Request: In the material below, list every line carrying the string "JSON".
=== Working data ===
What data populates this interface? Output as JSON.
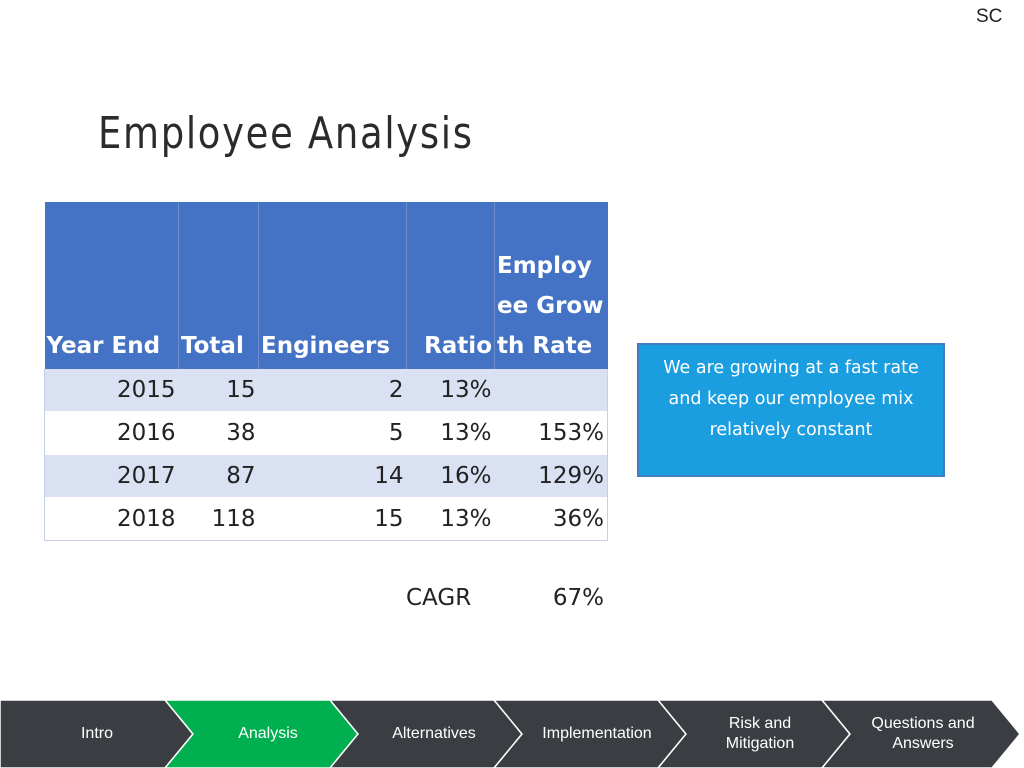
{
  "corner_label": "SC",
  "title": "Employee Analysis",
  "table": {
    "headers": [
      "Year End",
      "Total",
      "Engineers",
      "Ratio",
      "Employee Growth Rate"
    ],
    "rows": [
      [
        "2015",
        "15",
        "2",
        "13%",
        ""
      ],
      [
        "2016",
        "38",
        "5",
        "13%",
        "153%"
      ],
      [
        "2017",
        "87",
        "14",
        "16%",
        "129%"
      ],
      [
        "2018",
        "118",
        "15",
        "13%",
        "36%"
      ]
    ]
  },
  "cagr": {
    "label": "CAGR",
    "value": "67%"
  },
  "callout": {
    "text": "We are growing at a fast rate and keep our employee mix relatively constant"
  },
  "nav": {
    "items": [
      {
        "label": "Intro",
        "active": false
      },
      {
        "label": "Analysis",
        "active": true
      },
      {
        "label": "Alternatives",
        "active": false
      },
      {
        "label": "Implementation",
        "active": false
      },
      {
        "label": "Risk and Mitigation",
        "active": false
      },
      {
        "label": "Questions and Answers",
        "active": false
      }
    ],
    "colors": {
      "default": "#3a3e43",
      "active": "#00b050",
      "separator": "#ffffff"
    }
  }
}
===
=== Working data ===
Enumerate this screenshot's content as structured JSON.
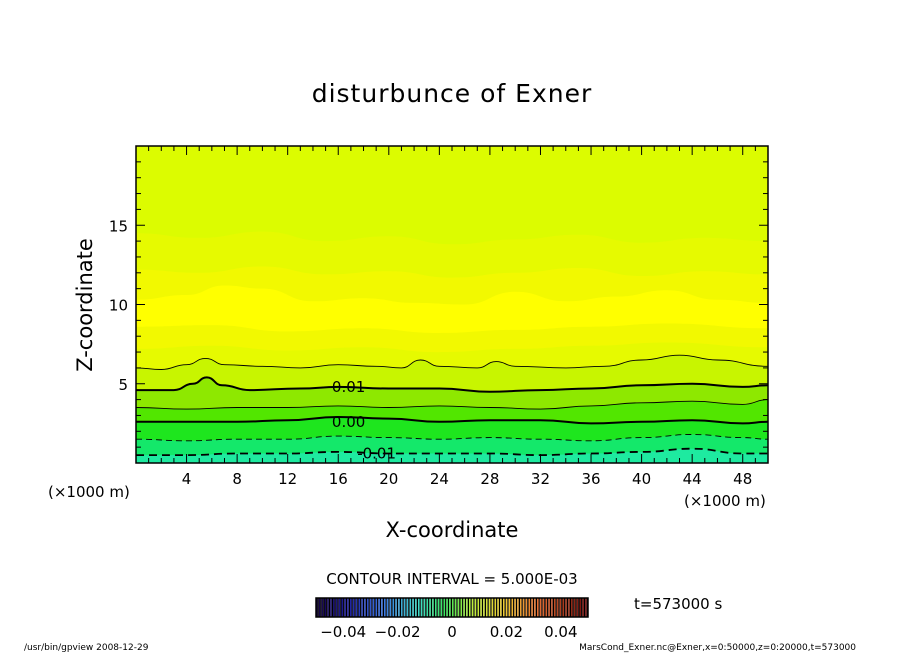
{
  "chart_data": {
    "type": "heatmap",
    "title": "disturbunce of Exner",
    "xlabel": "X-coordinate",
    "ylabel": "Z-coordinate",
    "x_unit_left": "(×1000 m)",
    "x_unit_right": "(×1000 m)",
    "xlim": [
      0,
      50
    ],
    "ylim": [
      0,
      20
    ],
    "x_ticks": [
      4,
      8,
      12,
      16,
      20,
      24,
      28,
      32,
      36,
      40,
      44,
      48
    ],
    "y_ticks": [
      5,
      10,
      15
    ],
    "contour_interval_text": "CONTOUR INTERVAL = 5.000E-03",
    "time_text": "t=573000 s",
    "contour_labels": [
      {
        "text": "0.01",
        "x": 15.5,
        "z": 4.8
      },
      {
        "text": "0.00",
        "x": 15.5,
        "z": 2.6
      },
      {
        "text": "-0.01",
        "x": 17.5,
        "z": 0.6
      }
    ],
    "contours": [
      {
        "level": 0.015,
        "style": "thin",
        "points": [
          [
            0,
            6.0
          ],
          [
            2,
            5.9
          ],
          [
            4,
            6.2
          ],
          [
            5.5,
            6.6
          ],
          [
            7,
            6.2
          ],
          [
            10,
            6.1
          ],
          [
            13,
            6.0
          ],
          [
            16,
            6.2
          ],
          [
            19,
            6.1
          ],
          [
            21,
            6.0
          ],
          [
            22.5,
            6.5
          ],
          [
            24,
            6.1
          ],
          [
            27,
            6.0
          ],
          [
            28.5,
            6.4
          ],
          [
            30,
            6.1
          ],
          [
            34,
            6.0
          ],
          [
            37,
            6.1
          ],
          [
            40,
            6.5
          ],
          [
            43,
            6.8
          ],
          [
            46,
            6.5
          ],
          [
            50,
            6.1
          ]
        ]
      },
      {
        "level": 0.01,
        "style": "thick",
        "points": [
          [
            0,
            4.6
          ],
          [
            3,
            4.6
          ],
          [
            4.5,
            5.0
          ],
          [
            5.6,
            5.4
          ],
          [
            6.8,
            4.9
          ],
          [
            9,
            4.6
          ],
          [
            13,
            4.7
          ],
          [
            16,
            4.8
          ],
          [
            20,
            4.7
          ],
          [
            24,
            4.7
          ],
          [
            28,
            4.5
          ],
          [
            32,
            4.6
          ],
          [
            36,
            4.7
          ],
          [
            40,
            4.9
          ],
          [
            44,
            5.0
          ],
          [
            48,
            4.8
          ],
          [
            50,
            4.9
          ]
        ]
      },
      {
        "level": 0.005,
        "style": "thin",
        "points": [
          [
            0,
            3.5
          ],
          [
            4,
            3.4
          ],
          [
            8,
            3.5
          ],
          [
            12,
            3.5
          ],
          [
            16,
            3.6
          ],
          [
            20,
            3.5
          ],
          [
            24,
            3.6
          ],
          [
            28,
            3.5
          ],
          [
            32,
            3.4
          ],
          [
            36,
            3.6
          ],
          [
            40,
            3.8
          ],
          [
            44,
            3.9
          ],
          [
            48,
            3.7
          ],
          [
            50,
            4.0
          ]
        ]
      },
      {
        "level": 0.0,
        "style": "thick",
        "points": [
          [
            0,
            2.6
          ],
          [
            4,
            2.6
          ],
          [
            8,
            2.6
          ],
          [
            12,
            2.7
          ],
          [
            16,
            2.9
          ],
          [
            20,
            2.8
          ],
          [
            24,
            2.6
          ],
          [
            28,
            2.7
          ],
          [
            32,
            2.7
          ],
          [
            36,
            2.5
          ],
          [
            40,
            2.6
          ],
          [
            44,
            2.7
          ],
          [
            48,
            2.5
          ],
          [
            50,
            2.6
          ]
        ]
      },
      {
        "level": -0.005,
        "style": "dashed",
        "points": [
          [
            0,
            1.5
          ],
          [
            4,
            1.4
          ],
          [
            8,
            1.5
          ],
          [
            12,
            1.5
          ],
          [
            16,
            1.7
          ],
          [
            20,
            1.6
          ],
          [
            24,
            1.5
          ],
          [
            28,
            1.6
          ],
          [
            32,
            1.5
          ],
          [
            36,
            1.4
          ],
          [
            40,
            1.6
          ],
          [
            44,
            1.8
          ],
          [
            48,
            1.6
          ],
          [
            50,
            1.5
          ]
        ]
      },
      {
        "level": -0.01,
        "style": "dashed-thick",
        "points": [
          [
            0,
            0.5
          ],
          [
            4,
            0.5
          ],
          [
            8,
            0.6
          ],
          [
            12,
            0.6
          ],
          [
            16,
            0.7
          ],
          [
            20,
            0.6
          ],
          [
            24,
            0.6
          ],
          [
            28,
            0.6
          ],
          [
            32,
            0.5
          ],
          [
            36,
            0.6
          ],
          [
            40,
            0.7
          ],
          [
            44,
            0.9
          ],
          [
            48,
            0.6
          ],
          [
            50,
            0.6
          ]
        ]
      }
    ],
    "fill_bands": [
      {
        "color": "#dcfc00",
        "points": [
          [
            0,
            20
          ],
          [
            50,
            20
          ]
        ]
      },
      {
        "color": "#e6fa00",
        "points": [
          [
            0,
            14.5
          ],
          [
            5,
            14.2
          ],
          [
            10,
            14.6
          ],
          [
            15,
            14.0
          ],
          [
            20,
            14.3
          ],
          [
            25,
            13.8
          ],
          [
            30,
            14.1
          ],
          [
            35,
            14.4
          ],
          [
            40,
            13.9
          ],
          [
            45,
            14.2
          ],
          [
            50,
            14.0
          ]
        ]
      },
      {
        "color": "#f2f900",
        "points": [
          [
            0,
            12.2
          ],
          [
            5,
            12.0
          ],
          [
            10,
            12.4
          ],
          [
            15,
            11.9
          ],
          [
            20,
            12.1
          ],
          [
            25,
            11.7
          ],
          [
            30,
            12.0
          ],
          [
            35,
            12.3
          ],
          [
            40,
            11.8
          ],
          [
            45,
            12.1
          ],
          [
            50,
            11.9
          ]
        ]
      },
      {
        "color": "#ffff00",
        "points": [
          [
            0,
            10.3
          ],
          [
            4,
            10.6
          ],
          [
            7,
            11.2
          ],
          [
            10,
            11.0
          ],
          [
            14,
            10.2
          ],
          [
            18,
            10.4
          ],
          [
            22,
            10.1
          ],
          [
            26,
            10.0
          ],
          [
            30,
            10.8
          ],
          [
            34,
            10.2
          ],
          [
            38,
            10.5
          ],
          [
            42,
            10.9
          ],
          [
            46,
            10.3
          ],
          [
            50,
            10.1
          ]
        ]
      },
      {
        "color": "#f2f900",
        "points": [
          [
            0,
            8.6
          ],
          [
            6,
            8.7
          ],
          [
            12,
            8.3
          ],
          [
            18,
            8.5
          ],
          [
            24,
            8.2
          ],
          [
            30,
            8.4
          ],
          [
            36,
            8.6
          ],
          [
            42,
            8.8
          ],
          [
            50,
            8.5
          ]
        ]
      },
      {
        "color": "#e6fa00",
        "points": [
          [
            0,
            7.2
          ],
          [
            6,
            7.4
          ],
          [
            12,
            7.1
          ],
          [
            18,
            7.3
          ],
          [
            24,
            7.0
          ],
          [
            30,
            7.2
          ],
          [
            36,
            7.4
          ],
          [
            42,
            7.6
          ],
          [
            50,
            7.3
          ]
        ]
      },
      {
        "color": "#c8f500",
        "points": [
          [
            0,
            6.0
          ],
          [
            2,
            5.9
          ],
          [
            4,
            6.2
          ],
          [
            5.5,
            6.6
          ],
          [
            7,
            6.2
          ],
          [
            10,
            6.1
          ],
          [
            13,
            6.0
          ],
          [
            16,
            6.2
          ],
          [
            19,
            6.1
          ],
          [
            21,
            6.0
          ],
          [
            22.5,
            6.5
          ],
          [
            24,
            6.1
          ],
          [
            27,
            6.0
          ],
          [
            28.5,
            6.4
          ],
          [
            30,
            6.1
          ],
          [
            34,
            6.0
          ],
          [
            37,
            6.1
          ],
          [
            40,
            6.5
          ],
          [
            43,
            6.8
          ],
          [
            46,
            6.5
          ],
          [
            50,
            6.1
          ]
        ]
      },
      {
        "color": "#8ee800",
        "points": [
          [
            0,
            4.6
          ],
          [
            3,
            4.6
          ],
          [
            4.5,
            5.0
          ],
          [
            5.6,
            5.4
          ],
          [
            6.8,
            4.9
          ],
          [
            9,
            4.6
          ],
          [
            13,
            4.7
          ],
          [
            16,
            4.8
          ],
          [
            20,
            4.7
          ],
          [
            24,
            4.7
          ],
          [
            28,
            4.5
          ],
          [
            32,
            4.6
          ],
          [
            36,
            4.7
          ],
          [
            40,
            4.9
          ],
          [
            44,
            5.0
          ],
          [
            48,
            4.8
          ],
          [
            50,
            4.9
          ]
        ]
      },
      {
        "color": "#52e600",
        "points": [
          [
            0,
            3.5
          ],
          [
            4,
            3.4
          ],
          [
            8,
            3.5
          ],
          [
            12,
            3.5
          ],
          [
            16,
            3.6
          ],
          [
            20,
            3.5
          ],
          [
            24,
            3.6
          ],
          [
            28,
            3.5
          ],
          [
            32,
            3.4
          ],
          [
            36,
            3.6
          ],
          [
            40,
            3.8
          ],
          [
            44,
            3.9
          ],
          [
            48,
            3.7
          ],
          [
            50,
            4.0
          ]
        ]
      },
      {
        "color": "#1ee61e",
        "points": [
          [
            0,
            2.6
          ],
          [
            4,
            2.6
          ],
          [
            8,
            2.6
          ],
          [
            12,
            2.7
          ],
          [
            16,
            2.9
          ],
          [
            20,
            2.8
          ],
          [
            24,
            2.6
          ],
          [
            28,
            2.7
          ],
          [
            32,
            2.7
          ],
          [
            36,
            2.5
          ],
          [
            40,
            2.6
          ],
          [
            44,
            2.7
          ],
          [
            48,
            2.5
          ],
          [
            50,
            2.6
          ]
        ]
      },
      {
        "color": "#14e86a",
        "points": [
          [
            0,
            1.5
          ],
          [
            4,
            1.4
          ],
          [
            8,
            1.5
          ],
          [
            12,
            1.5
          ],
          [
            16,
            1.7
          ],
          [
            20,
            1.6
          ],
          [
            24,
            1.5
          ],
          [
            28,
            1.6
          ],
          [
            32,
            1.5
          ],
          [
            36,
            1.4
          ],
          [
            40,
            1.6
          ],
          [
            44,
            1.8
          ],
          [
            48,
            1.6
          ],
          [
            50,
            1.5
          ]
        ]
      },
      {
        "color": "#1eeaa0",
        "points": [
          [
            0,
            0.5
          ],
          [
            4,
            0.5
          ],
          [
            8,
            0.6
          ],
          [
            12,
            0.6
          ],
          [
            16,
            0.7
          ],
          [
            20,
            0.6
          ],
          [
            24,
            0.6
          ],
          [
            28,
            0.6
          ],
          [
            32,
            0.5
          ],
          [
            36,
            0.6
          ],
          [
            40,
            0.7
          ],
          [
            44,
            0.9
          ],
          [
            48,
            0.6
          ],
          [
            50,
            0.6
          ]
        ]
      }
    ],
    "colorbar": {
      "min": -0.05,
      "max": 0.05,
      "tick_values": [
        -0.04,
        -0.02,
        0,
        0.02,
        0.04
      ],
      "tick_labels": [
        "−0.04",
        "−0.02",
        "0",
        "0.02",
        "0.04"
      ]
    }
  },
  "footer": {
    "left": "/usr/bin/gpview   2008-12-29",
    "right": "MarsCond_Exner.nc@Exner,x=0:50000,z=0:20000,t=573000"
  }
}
===
Answer to the task:
What data populates this interface? Output as JSON.
Enumerate this screenshot's content as structured JSON.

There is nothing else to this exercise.